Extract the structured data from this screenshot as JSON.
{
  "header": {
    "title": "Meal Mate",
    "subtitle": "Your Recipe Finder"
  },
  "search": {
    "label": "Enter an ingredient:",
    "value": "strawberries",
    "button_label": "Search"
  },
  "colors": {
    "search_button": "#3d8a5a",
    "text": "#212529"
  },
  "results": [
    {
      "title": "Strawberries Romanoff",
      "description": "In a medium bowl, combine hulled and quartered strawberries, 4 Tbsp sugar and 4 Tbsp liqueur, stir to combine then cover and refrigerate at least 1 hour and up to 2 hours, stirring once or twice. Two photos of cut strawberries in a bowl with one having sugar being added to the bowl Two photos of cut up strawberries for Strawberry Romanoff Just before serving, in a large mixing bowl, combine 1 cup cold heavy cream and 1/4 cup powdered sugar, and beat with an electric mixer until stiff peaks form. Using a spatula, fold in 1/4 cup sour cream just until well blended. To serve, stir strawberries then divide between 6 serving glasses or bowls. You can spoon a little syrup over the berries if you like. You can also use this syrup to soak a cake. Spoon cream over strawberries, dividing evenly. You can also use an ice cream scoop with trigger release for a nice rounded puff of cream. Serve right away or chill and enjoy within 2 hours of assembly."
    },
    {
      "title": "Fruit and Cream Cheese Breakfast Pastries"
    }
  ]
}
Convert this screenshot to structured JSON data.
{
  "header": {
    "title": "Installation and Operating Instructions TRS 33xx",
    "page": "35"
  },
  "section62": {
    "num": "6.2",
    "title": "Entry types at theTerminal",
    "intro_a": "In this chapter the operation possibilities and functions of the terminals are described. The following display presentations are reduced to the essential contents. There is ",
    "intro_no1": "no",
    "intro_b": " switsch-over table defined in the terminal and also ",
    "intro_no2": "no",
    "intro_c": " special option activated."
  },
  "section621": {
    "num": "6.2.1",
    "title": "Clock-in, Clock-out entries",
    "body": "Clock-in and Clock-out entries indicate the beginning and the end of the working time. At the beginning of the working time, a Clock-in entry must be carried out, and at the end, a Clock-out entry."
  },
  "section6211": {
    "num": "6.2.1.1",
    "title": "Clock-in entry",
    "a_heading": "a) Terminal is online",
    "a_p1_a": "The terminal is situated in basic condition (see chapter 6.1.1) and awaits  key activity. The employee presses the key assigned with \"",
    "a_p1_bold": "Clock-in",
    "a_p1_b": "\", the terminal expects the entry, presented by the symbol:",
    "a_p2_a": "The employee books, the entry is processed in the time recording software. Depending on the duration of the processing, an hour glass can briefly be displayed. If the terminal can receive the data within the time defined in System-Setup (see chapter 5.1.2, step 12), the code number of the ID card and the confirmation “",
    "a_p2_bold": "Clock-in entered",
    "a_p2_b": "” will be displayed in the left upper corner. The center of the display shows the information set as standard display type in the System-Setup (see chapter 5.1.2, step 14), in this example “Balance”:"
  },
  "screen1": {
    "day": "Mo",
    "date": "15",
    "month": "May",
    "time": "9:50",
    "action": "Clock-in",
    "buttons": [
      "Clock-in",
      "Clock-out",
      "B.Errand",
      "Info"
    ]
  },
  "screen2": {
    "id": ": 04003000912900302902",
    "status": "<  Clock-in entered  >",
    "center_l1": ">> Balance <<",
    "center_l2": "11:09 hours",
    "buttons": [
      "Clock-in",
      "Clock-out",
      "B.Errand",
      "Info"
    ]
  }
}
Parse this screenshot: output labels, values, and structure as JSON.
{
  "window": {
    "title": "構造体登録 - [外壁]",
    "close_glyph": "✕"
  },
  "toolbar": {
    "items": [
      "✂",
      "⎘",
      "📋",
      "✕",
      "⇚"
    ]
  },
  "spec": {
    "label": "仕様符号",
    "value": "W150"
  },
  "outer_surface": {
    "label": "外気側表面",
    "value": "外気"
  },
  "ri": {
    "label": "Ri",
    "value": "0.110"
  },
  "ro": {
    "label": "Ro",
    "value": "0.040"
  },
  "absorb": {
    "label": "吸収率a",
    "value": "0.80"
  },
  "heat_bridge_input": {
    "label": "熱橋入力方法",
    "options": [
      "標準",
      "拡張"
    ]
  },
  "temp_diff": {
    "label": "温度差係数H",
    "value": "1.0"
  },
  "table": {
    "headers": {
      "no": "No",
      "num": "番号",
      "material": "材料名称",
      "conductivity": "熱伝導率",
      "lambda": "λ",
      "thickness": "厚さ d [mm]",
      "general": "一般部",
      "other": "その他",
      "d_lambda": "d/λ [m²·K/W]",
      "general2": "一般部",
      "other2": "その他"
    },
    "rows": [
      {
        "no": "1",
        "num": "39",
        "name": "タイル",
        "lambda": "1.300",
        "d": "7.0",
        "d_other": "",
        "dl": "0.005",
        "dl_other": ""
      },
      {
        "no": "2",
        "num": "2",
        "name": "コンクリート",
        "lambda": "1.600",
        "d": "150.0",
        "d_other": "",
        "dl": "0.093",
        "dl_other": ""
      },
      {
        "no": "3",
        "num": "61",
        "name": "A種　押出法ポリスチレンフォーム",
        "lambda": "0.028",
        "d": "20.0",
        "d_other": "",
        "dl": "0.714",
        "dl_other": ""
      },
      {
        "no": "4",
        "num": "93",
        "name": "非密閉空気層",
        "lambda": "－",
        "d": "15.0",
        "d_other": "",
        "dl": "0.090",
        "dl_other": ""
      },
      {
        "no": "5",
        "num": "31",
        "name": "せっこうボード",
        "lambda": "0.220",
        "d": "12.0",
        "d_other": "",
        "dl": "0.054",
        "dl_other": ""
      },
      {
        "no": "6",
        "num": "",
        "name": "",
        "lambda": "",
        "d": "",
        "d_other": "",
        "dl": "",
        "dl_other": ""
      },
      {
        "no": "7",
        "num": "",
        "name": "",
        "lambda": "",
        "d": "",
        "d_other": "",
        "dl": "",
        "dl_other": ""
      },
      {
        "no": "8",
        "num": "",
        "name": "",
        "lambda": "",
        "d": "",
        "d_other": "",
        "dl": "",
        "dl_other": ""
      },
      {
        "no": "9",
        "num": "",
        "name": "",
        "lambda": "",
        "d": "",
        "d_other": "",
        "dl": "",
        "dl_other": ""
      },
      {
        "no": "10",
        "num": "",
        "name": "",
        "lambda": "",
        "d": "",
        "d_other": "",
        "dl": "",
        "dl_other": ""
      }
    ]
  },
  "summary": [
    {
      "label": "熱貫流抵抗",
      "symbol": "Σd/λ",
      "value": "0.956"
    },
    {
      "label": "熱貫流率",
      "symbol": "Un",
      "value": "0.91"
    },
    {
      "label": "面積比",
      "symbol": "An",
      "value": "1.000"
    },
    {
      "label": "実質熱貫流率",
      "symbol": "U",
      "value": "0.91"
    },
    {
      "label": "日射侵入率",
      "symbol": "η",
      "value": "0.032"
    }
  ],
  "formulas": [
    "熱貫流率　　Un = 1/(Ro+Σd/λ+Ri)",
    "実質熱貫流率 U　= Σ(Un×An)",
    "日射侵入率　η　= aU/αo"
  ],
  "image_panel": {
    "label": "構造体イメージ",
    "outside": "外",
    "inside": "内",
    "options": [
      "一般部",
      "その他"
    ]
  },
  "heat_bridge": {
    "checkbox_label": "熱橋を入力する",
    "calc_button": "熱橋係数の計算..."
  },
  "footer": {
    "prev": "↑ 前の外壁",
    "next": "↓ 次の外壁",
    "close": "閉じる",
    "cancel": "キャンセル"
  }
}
^^^^^^^^
*GIVEN TASK:* For each line in the data above that contains the string "table", extract the line.

*WRITTEN RESPONSE:*
    "intro_b": " switsch-over table defined in the terminal and also ",
  "table": {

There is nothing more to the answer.